> _Task details_
Repeat the lines word for word, from the first line through the one containing "fill-icon[interactable]: ◆ —", including both.

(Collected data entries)
----

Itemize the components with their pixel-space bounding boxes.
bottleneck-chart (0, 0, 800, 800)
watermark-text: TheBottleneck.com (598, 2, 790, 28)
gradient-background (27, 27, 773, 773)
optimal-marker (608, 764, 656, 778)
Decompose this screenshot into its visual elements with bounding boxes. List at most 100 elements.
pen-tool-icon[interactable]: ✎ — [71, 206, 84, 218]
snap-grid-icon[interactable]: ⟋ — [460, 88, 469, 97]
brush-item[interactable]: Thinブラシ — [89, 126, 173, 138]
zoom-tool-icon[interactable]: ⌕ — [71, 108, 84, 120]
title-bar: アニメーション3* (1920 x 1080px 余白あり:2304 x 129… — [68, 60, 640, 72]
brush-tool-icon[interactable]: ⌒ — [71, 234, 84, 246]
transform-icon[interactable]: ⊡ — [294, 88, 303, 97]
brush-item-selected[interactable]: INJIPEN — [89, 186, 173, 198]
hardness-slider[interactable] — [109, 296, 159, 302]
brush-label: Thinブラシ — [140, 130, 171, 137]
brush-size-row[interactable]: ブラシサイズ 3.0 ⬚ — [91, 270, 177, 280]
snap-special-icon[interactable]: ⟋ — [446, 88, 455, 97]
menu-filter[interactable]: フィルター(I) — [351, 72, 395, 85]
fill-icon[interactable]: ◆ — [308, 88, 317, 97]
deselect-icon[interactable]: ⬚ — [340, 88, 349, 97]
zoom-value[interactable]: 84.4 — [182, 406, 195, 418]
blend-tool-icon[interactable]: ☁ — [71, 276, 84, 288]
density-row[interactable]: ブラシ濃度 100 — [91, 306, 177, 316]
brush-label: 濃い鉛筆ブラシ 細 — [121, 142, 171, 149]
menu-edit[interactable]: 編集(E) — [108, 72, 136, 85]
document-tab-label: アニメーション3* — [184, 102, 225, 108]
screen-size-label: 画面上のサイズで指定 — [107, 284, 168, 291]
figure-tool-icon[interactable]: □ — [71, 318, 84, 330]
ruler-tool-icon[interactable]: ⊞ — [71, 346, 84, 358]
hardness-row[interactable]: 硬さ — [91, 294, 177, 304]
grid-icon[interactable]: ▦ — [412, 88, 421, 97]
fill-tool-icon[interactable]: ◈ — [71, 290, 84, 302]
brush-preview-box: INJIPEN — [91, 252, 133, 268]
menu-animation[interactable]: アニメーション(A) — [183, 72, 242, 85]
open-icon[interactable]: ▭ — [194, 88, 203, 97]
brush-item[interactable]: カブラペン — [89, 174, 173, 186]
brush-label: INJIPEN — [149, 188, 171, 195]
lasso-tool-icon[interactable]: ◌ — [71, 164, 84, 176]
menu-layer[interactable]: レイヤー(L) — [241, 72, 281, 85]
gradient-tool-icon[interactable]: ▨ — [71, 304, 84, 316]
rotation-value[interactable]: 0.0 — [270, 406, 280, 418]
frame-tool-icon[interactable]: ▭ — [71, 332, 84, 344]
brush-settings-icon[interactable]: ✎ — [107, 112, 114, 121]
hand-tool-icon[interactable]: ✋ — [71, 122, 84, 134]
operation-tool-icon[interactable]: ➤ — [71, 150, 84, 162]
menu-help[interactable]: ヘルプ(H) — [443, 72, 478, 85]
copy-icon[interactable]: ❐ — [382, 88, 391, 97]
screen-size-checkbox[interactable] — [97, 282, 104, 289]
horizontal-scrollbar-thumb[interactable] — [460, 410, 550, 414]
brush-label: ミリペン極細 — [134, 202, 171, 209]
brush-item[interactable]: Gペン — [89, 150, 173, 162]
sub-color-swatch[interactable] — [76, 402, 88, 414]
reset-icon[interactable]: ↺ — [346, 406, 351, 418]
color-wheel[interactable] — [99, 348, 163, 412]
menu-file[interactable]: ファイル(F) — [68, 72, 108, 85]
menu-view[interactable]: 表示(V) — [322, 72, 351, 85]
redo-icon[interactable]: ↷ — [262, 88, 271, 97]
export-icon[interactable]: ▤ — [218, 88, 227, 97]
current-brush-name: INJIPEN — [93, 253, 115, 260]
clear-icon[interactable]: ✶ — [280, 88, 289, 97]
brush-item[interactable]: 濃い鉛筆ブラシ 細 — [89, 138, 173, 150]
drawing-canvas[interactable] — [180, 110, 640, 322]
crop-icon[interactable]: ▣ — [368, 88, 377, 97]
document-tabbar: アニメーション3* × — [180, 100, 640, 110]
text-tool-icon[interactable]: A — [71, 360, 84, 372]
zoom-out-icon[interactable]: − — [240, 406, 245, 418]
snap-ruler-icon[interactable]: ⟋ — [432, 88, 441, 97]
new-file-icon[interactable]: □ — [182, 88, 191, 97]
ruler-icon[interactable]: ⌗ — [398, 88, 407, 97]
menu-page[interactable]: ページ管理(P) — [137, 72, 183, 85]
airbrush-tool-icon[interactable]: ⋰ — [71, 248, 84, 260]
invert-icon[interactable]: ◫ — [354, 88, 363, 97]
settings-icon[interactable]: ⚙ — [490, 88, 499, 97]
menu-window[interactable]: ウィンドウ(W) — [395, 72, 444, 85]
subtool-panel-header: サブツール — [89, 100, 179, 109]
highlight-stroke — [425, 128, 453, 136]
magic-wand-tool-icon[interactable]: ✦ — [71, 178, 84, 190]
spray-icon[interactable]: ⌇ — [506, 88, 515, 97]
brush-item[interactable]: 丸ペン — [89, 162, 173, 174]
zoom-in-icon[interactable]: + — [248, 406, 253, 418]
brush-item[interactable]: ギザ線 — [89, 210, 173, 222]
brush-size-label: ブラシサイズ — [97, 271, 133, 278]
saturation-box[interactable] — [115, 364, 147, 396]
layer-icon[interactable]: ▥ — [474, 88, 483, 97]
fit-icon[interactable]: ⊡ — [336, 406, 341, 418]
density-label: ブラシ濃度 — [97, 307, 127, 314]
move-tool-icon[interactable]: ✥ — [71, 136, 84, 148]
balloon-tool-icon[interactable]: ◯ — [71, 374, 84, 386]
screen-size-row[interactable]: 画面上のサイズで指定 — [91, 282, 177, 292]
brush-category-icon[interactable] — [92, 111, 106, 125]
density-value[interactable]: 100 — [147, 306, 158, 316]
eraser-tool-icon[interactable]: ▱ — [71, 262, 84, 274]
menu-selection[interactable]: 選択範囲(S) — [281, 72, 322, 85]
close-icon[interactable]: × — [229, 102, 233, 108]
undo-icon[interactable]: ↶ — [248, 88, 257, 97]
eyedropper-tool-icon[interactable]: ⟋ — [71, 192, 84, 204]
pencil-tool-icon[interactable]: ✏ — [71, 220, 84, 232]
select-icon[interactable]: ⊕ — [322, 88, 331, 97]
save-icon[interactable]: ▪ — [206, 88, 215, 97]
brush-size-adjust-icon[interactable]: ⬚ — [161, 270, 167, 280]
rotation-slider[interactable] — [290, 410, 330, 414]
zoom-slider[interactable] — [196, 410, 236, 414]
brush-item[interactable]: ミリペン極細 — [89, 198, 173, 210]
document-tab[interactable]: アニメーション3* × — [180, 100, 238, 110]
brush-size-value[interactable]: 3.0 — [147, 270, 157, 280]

----

> _Complete response_
Itemize the components with their pixel-space bounding boxes.
bottleneck-chart (0, 0, 800, 800)
watermark-text: TheBottleneck.com (598, 2, 790, 28)
gradient-background (27, 27, 773, 773)
optimal-marker (608, 764, 656, 778)
Decompose this screenshot into its visual elements with bounding boxes. List at most 100 elements.
pen-tool-icon[interactable]: ✎ — [71, 206, 84, 218]
snap-grid-icon[interactable]: ⟋ — [460, 88, 469, 97]
brush-item[interactable]: Thinブラシ — [89, 126, 173, 138]
zoom-tool-icon[interactable]: ⌕ — [71, 108, 84, 120]
title-bar: アニメーション3* (1920 x 1080px 余白あり:2304 x 129… — [68, 60, 640, 72]
brush-tool-icon[interactable]: ⌒ — [71, 234, 84, 246]
transform-icon[interactable]: ⊡ — [294, 88, 303, 97]
brush-item-selected[interactable]: INJIPEN — [89, 186, 173, 198]
hardness-slider[interactable] — [109, 296, 159, 302]
brush-label: Thinブラシ — [140, 130, 171, 137]
brush-size-row[interactable]: ブラシサイズ 3.0 ⬚ — [91, 270, 177, 280]
snap-special-icon[interactable]: ⟋ — [446, 88, 455, 97]
menu-filter[interactable]: フィルター(I) — [351, 72, 395, 85]
fill-icon[interactable]: ◆ — [308, 88, 317, 97]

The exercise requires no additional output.